Data records
========================

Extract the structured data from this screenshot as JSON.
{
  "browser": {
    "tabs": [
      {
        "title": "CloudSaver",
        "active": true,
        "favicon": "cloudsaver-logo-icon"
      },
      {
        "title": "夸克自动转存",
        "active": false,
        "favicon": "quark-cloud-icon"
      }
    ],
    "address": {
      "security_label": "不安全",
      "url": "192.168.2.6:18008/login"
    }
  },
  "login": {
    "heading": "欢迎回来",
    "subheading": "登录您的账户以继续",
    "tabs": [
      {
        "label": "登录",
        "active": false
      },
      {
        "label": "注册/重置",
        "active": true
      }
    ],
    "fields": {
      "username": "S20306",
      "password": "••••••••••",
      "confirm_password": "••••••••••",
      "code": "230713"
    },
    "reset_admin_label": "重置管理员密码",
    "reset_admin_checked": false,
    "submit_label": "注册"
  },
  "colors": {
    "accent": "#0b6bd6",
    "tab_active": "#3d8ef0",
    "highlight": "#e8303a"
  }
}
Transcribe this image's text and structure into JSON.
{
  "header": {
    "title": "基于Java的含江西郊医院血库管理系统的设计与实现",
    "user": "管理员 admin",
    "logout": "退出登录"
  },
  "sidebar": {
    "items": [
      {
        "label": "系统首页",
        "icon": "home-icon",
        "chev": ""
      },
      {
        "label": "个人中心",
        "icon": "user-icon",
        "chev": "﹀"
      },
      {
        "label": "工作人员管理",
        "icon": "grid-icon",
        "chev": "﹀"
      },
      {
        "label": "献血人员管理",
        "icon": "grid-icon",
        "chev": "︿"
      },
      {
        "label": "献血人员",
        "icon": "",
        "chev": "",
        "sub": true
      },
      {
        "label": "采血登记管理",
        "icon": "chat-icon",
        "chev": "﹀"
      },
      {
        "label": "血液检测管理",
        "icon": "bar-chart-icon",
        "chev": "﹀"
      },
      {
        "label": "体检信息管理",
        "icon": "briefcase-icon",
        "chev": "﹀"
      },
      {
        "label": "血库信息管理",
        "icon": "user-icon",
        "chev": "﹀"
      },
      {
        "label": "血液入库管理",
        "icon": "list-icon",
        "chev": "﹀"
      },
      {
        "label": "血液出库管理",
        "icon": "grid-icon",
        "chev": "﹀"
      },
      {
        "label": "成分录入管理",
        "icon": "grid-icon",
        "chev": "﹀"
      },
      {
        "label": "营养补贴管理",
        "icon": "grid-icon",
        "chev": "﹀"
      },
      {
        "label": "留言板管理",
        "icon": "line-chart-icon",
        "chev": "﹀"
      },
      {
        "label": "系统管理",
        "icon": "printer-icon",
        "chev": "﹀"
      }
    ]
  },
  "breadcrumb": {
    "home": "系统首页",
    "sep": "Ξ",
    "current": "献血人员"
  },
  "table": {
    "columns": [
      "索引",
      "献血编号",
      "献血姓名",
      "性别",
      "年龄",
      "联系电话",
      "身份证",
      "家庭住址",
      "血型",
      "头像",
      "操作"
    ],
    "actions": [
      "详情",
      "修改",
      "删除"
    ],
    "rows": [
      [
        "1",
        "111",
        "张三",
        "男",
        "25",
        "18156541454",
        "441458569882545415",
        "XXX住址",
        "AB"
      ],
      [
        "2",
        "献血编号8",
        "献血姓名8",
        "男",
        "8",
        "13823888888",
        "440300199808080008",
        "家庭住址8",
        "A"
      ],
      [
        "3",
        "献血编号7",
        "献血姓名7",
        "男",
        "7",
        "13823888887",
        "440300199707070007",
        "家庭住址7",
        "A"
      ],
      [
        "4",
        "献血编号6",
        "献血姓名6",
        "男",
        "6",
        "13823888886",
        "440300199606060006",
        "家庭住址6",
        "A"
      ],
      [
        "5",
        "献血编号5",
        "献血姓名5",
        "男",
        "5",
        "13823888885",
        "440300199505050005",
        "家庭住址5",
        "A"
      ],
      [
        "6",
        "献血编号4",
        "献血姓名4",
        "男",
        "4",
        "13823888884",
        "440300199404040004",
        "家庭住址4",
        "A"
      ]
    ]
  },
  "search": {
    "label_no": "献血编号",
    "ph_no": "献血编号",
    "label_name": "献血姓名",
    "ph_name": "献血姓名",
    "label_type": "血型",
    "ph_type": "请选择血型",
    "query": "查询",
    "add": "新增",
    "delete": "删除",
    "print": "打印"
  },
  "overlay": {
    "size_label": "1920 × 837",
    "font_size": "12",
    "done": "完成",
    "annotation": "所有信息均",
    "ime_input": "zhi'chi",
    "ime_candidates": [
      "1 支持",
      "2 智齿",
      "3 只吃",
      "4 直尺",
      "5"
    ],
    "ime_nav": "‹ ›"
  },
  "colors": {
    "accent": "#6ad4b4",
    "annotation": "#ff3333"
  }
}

========================

## Aim:
Show every line from the entries above in which "title" appears.

## Problem solution:
        "title": "CloudSaver",
        "title": "夸克自动转存",
    "title": "基于Java的含江西郊医院血库管理系统的设计与实现",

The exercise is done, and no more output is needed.